Data excerpts »
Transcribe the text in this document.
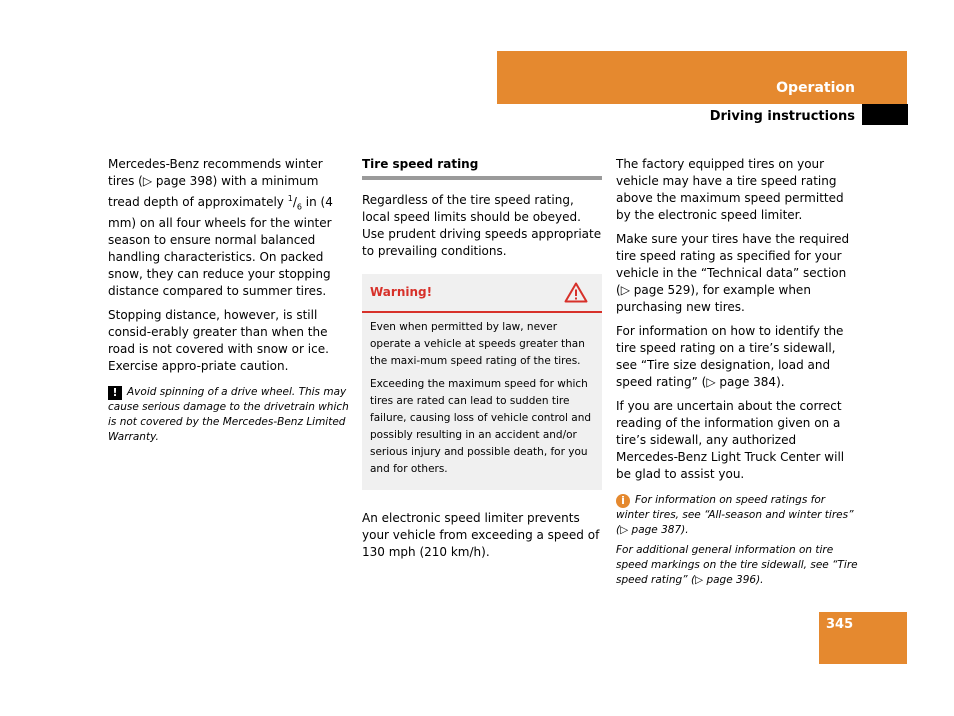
Operation
Driving instructions

Mercedes-Benz recommends winter tires (▷ page 398) with a minimum tread depth of approximately $^1/_6$ in (4 mm) on all four wheels for the winter season to ensure normal balanced handling characteristics. On packed snow, they can reduce your stopping distance compared to summer tires.

Stopping distance, however, is still consid-erably greater than when the road is not covered with snow or ice. Exercise appro-priate caution.

! Avoid spinning of a drive wheel. This may cause serious damage to the drivetrain which is not covered by the Mercedes-Benz Limited Warranty.
Tire speed rating

Regardless of the tire speed rating, local speed limits should be obeyed. Use prudent driving speeds appropriate to prevailing conditions.

Warning!

Even when permitted by law, never operate a vehicle at speeds greater than the maxi-mum speed rating of the tires.

Exceeding the maximum speed for which tires are rated can lead to sudden tire failure, causing loss of vehicle control and possibly resulting in an accident and/or serious injury and possible death, for you and for others.

An electronic speed limiter prevents your vehicle from exceeding a speed of 130 mph (210 km/h).

The factory equipped tires on your vehicle may have a tire speed rating above the maximum speed permitted by the electronic speed limiter.

Make sure your tires have the required tire speed rating as specified for your vehicle in the “Technical data” section (▷ page 529), for example when purchasing new tires.

For information on how to identify the tire speed rating on a tire’s sidewall, see “Tire size designation, load and speed rating” (▷ page 384).

If you are uncertain about the correct reading of the information given on a tire’s sidewall, any authorized Mercedes-Benz Light Truck Center will be glad to assist you.

i For information on speed ratings for winter tires, see “All-season and winter tires” (▷ page 387).
For additional general information on tire speed markings on the tire sidewall, see “Tire speed rating” (▷ page 396).
345
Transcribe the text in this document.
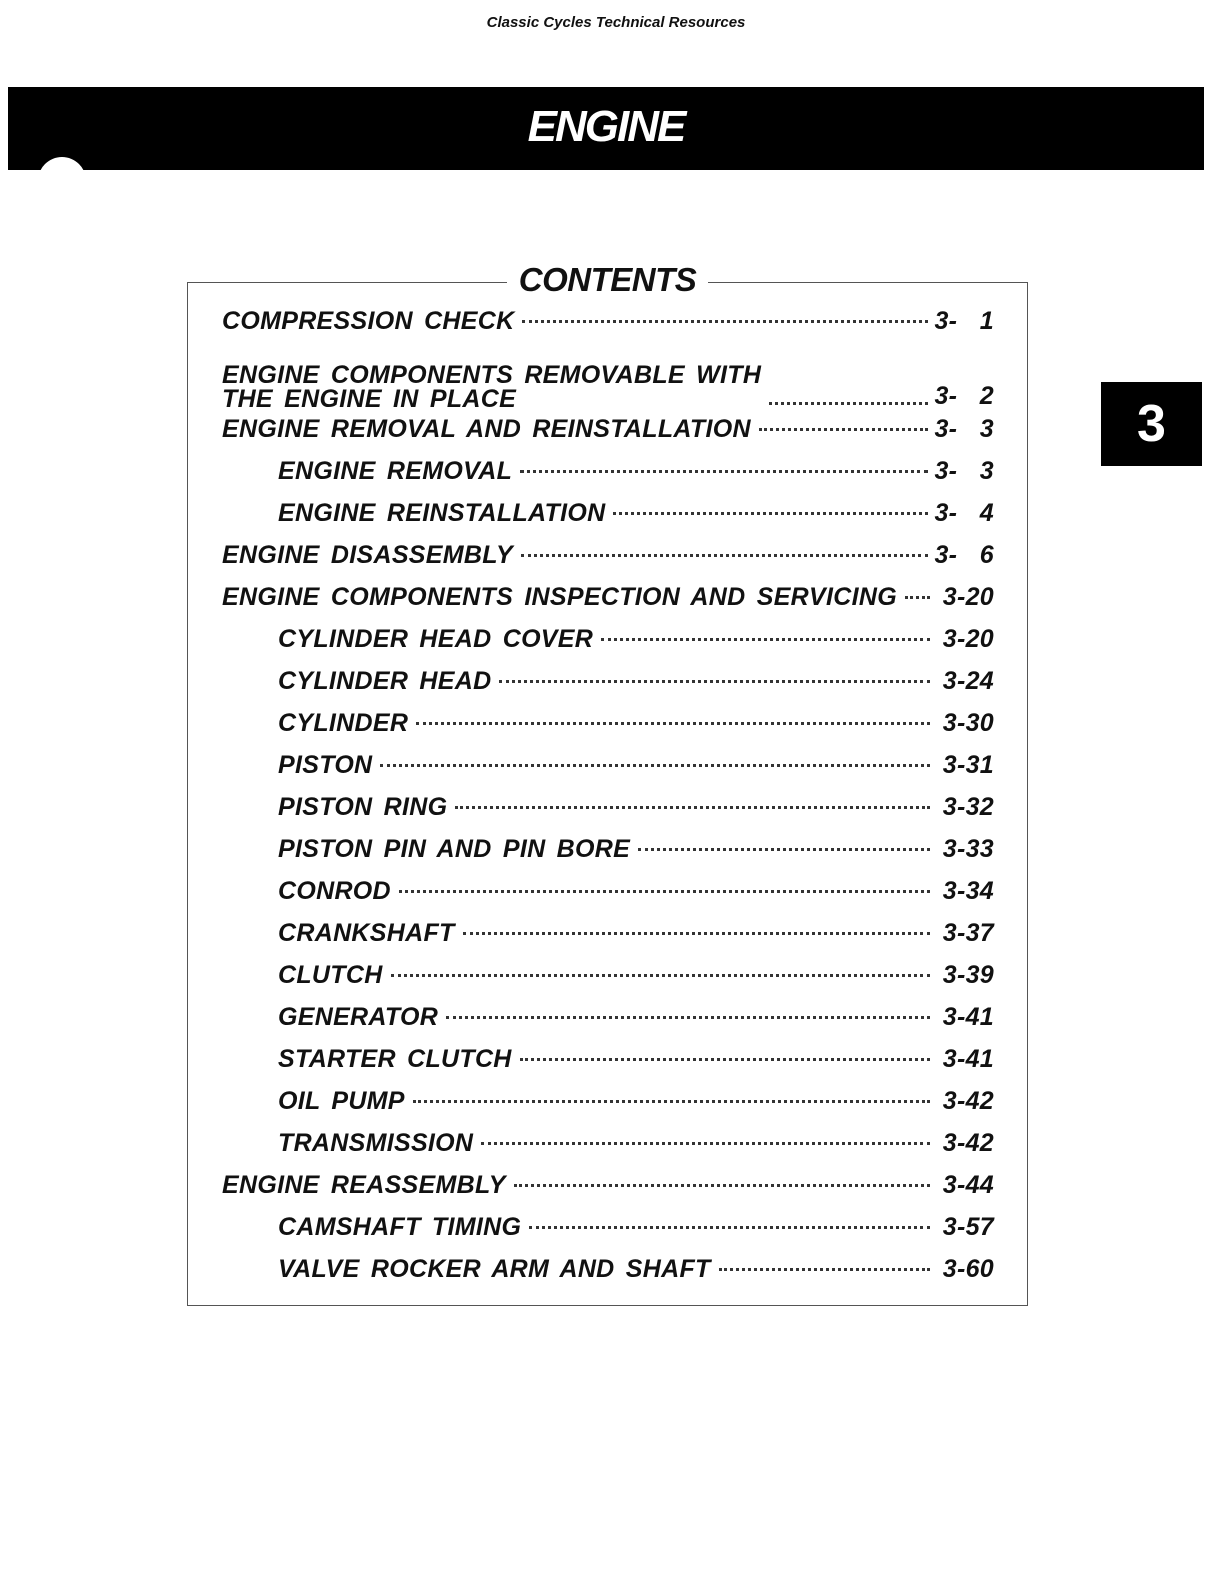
Classic Cycles Technical Resources
ENGINE
3
CONTENTS
COMPRESSION CHECK	3-  1
ENGINE COMPONENTS REMOVABLE WITH
THE ENGINE IN PLACE	3-  2
ENGINE REMOVAL AND REINSTALLATION	3-  3
ENGINE REMOVAL	3-  3
ENGINE REINSTALLATION	3-  4
ENGINE DISASSEMBLY	3-  6
ENGINE COMPONENTS INSPECTION AND SERVICING 3-20
CYLINDER HEAD COVER	3-20
CYLINDER HEAD	3-24
CYLINDER	3-30
PISTON	3-31
PISTON RING	3-32
PISTON PIN AND PIN BORE	3-33
CONROD	3-34
CRANKSHAFT	3-37
CLUTCH	3-39
GENERATOR	3-41
STARTER CLUTCH	3-41
OIL PUMP	3-42
TRANSMISSION	3-42
ENGINE REASSEMBLY	3-44
CAMSHAFT TIMING	3-57
VALVE ROCKER ARM AND SHAFT	3-60
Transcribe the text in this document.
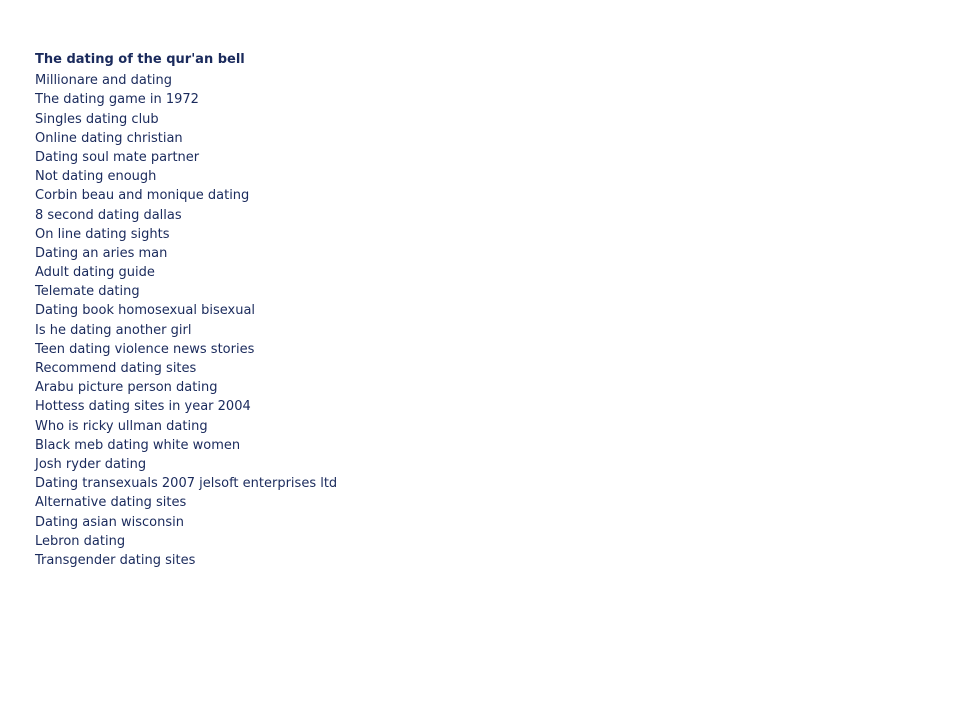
The dating of the qur'an bell
Millionare and dating
The dating game in 1972
Singles dating club
Online dating christian
Dating soul mate partner
Not dating enough
Corbin beau and monique dating
8 second dating dallas
On line dating sights
Dating an aries man
Adult dating guide
Telemate dating
Dating book homosexual bisexual
Is he dating another girl
Teen dating violence news stories
Recommend dating sites
Arabu picture person dating
Hottess dating sites in year 2004
Who is ricky ullman dating
Black meb dating white women
Josh ryder dating
Dating transexuals 2007 jelsoft enterprises ltd
Alternative dating sites
Dating asian wisconsin
Lebron dating
Transgender dating sites
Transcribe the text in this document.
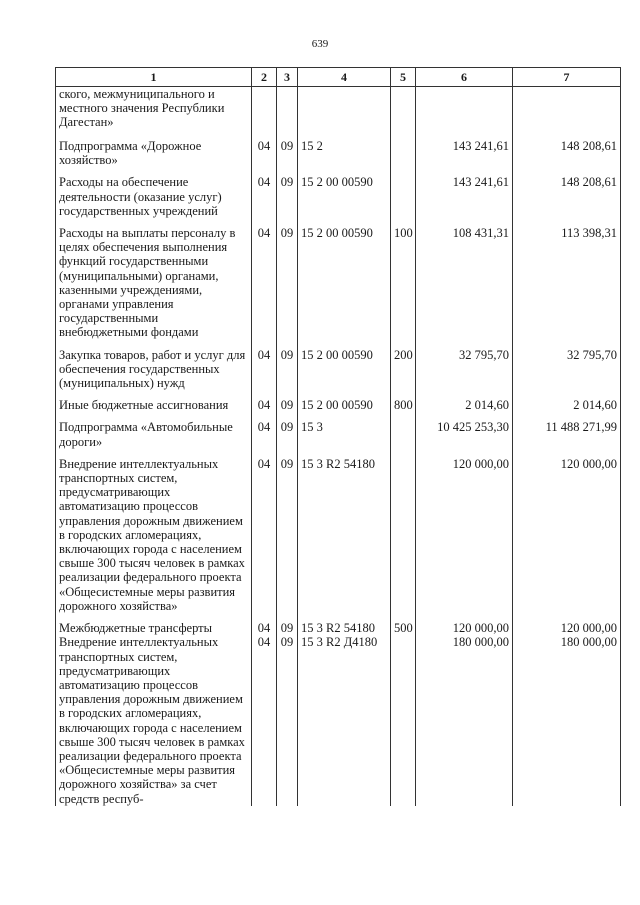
639
1	2	3	4	5	6	7
ского, межмуниципального и местного значения Республики Дагестан»						
Подпрограмма «Дорожное хозяйство»	04	09	15 2		143 241,61	148 208,61
Расходы на обеспечение деятельности (оказание услуг) государственных учреждений	04	09	15 2 00 00590		143 241,61	148 208,61
Расходы на выплаты персоналу в целях обеспечения выполнения функций государственными (муниципальными) органами, казенными учреждениями, органами управления государственными внебюджетными фондами	04	09	15 2 00 00590	100	108 431,31	113 398,31
Закупка товаров, работ и услуг для обеспечения государственных (муниципальных) нужд	04	09	15 2 00 00590	200	32 795,70	32 795,70
Иные бюджетные ассигнования	04	09	15 2 00 00590	800	2 014,60	2 014,60
Подпрограмма «Автомобильные дороги»	04	09	15 3		10 425 253,30	11 488 271,99
Внедрение интеллектуальных транспортных систем, предусматривающих автоматизацию процессов управления дорожным движением в городских агломерациях, включающих города с населением свыше 300 тысяч человек в рамках реализации федерального проекта «Общесистемные меры развития дорожного хозяйства»	04	09	15 3 R2 54180		120 000,00	120 000,00
Межбюджетные трансферты	04	09	15 3 R2 54180	500	120 000,00	120 000,00
Внедрение интеллектуальных транспортных систем, предусматривающих автоматизацию процессов управления дорожным движением в городских агломерациях, включающих города с населением свыше 300 тысяч человек в рамках реализации федерального проекта «Общесистемные меры развития дорожного хозяйства» за счет средств респуб-	04	09	15 3 R2 Д4180		180 000,00	180 000,00
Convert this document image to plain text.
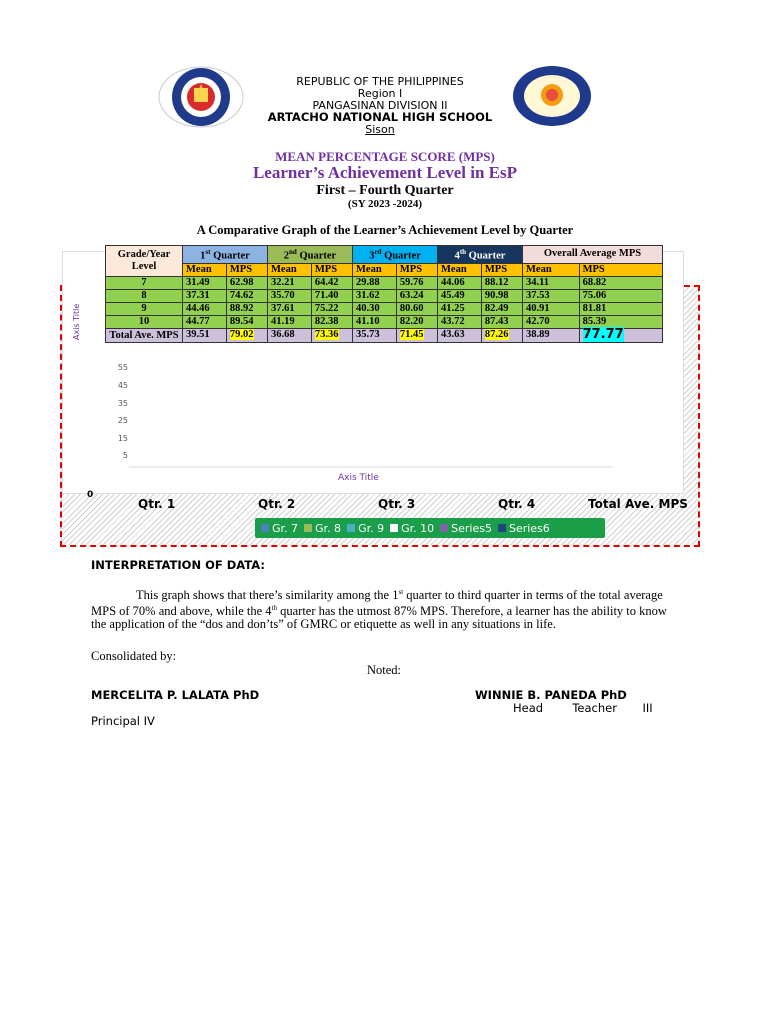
REPUBLIC OF THE PHILIPPINES
Region I
PANGASINAN DIVISION II
ARTACHO NATIONAL HIGH SCHOOL
Sison
MEAN PERCENTAGE SCORE (MPS)
Learner’s Achievement Level in EsP
First – Fourth Quarter
(SY 2023 -2024)
A Comparative Graph of the Learner’s Achievement Level by Quarter
Axis Title
55
45
35
25
15
5
Axis Title
0
Qtr. 1	Qtr. 2	Qtr. 3	Qtr. 4	Total Ave. MPS
Gr. 7 Gr. 8 Gr. 9 Gr. 10 Series5 Series6
Grade/Year Level	1st Quarter		2nd Quarter		3rd Quarter		4th Quarter		Overall Average MPS	
	Mean	MPS	Mean	MPS	Mean	MPS	Mean	MPS	Mean	MPS
7	31.49	62.98	32.21	64.42	29.88	59.76	44.06	88.12	34.11	68.82
8	37.31	74.62	35.70	71.40	31.62	63.24	45.49	90.98	37.53	75.06
9	44.46	88.92	37.61	75.22	40.30	80.60	41.25	82.49	40.91	81.81
10	44.77	89.54	41.19	82.38	41.10	82.20	43.72	87.43	42.70	85.39
Total Ave. MPS	39.51	79.02	36.68	73.36	35.73	71.45	43.63	87.26	38.89	77.77
INTERPRETATION OF DATA:
This graph shows that there’s similarity among the 1st quarter to third quarter in terms of the total average MPS of 70% and above, while the 4th quarter has the utmost 87% MPS. Therefore, a learner has the ability to know the application of the “dos and don’ts” of GMRC or etiquette as well in any situations in life.
Consolidated by:
Noted:
MERCELITA P. LALATA PhD	WINNIE B. PANEDA PhD
Head        Teacher       III
Principal IV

Directive »
Every entry should be returned exactly as written, minus the pictures.

Result »
Transcribe the text in this document.
Operation
Driving instructions

Mercedes-Benz recommends winter tires (▷ page 398) with a minimum tread depth of approximately $^1/_6$ in (4 mm) on all four wheels for the winter season to ensure normal balanced handling characteristics. On packed snow, they can reduce your stopping distance compared to summer tires.

Stopping distance, however, is still consid-erably greater than when the road is not covered with snow or ice. Exercise appro-priate caution.

! Avoid spinning of a drive wheel. This may cause serious damage to the drivetrain which is not covered by the Mercedes-Benz Limited Warranty.
Tire speed rating

Regardless of the tire speed rating, local speed limits should be obeyed. Use prudent driving speeds appropriate to prevailing conditions.

Warning!

Even when permitted by law, never operate a vehicle at speeds greater than the maxi-mum speed rating of the tires.

Exceeding the maximum speed for which tires are rated can lead to sudden tire failure, causing loss of vehicle control and possibly resulting in an accident and/or serious injury and possible death, for you and for others.

An electronic speed limiter prevents your vehicle from exceeding a speed of 130 mph (210 km/h).

The factory equipped tires on your vehicle may have a tire speed rating above the maximum speed permitted by the electronic speed limiter.

Make sure your tires have the required tire speed rating as specified for your vehicle in the “Technical data” section (▷ page 529), for example when purchasing new tires.

For information on how to identify the tire speed rating on a tire’s sidewall, see “Tire size designation, load and speed rating” (▷ page 384).

If you are uncertain about the correct reading of the information given on a tire’s sidewall, any authorized Mercedes-Benz Light Truck Center will be glad to assist you.

i For information on speed ratings for winter tires, see “All-season and winter tires” (▷ page 387).
For additional general information on tire speed markings on the tire sidewall, see “Tire speed rating” (▷ page 396).
345
Transcribe the text in this document.
Classic Cycles Technical Resources
ENGINE
3
CONTENTS
COMPRESSION CHECK	3-  1
ENGINE COMPONENTS REMOVABLE WITH
THE ENGINE IN PLACE	3-  2
ENGINE REMOVAL AND REINSTALLATION	3-  3
ENGINE REMOVAL	3-  3
ENGINE REINSTALLATION	3-  4
ENGINE DISASSEMBLY	3-  6
ENGINE COMPONENTS INSPECTION AND SERVICING 3-20
CYLINDER HEAD COVER	3-20
CYLINDER HEAD	3-24
CYLINDER	3-30
PISTON	3-31
PISTON RING	3-32
PISTON PIN AND PIN BORE	3-33
CONROD	3-34
CRANKSHAFT	3-37
CLUTCH	3-39
GENERATOR	3-41
STARTER CLUTCH	3-41
OIL PUMP	3-42
TRANSMISSION	3-42
ENGINE REASSEMBLY	3-44
CAMSHAFT TIMING	3-57
VALVE ROCKER ARM AND SHAFT	3-60
Transcribe the text in this document.
The dating of the qur'an bell
Millionare and dating
The dating game in 1972
Singles dating club
Online dating christian
Dating soul mate partner
Not dating enough
Corbin beau and monique dating
8 second dating dallas
On line dating sights
Dating an aries man
Adult dating guide
Telemate dating
Dating book homosexual bisexual
Is he dating another girl
Teen dating violence news stories
Recommend dating sites
Arabu picture person dating
Hottess dating sites in year 2004
Who is ricky ullman dating
Black meb dating white women
Josh ryder dating
Dating transexuals 2007 jelsoft enterprises ltd
Alternative dating sites
Dating asian wisconsin
Lebron dating
Transgender dating sites
Transcribe the text in this document.
639
1	2	3	4	5	6	7
ского, межмуниципального и местного значения Республики Дагестан»						
Подпрограмма «Дорожное хозяйство»	04	09	15 2		143 241,61	148 208,61
Расходы на обеспечение деятельности (оказание услуг) государственных учреждений	04	09	15 2 00 00590		143 241,61	148 208,61
Расходы на выплаты персоналу в целях обеспечения выполнения функций государственными (муниципальными) органами, казенными учреждениями, органами управления государственными внебюджетными фондами	04	09	15 2 00 00590	100	108 431,31	113 398,31
Закупка товаров, работ и услуг для обеспечения государственных (муниципальных) нужд	04	09	15 2 00 00590	200	32 795,70	32 795,70
Иные бюджетные ассигнования	04	09	15 2 00 00590	800	2 014,60	2 014,60
Подпрограмма «Автомобильные дороги»	04	09	15 3		10 425 253,30	11 488 271,99
Внедрение интеллектуальных транспортных систем, предусматривающих автоматизацию процессов управления дорожным движением в городских агломерациях, включающих города с населением свыше 300 тысяч человек в рамках реализации федерального проекта «Общесистемные меры развития дорожного хозяйства»	04	09	15 3 R2 54180		120 000,00	120 000,00
Межбюджетные трансферты	04	09	15 3 R2 54180	500	120 000,00	120 000,00
Внедрение интеллектуальных транспортных систем, предусматривающих автоматизацию процессов управления дорожным движением в городских агломерациях, включающих города с населением свыше 300 тысяч человек в рамках реализации федерального проекта «Общесистемные меры развития дорожного хозяйства» за счет средств респуб-	04	09	15 3 R2 Д4180		180 000,00	180 000,00
Convert this document image to plain text.
REPUBLIC OF THE PHILIPPINES
Region I
PANGASINAN DIVISION II
ARTACHO NATIONAL HIGH SCHOOL
Sison
MEAN PERCENTAGE SCORE (MPS)
Learner’s Achievement Level in EsP
First – Fourth Quarter
(SY 2023 -2024)
A Comparative Graph of the Learner’s Achievement Level by Quarter
Axis Title
55
45
35
25
15
5
Axis Title
0
Qtr. 1	Qtr. 2	Qtr. 3	Qtr. 4	Total Ave. MPS
Gr. 7 Gr. 8 Gr. 9 Gr. 10 Series5 Series6
Grade/Year Level	1st Quarter		2nd Quarter		3rd Quarter		4th Quarter		Overall Average MPS	
	Mean	MPS	Mean	MPS	Mean	MPS	Mean	MPS	Mean	MPS
7	31.49	62.98	32.21	64.42	29.88	59.76	44.06	88.12	34.11	68.82
8	37.31	74.62	35.70	71.40	31.62	63.24	45.49	90.98	37.53	75.06
9	44.46	88.92	37.61	75.22	40.30	80.60	41.25	82.49	40.91	81.81
10	44.77	89.54	41.19	82.38	41.10	82.20	43.72	87.43	42.70	85.39
Total Ave. MPS	39.51	79.02	36.68	73.36	35.73	71.45	43.63	87.26	38.89	77.77
INTERPRETATION OF DATA:
This graph shows that there’s similarity among the 1st quarter to third quarter in terms of the total average MPS of 70% and above, while the 4th quarter has the utmost 87% MPS. Therefore, a learner has the ability to know the application of the “dos and don’ts” of GMRC or etiquette as well in any situations in life.
Consolidated by:
Noted:
MERCELITA P. LALATA PhD	WINNIE B. PANEDA PhD
Head        Teacher       III
Principal IV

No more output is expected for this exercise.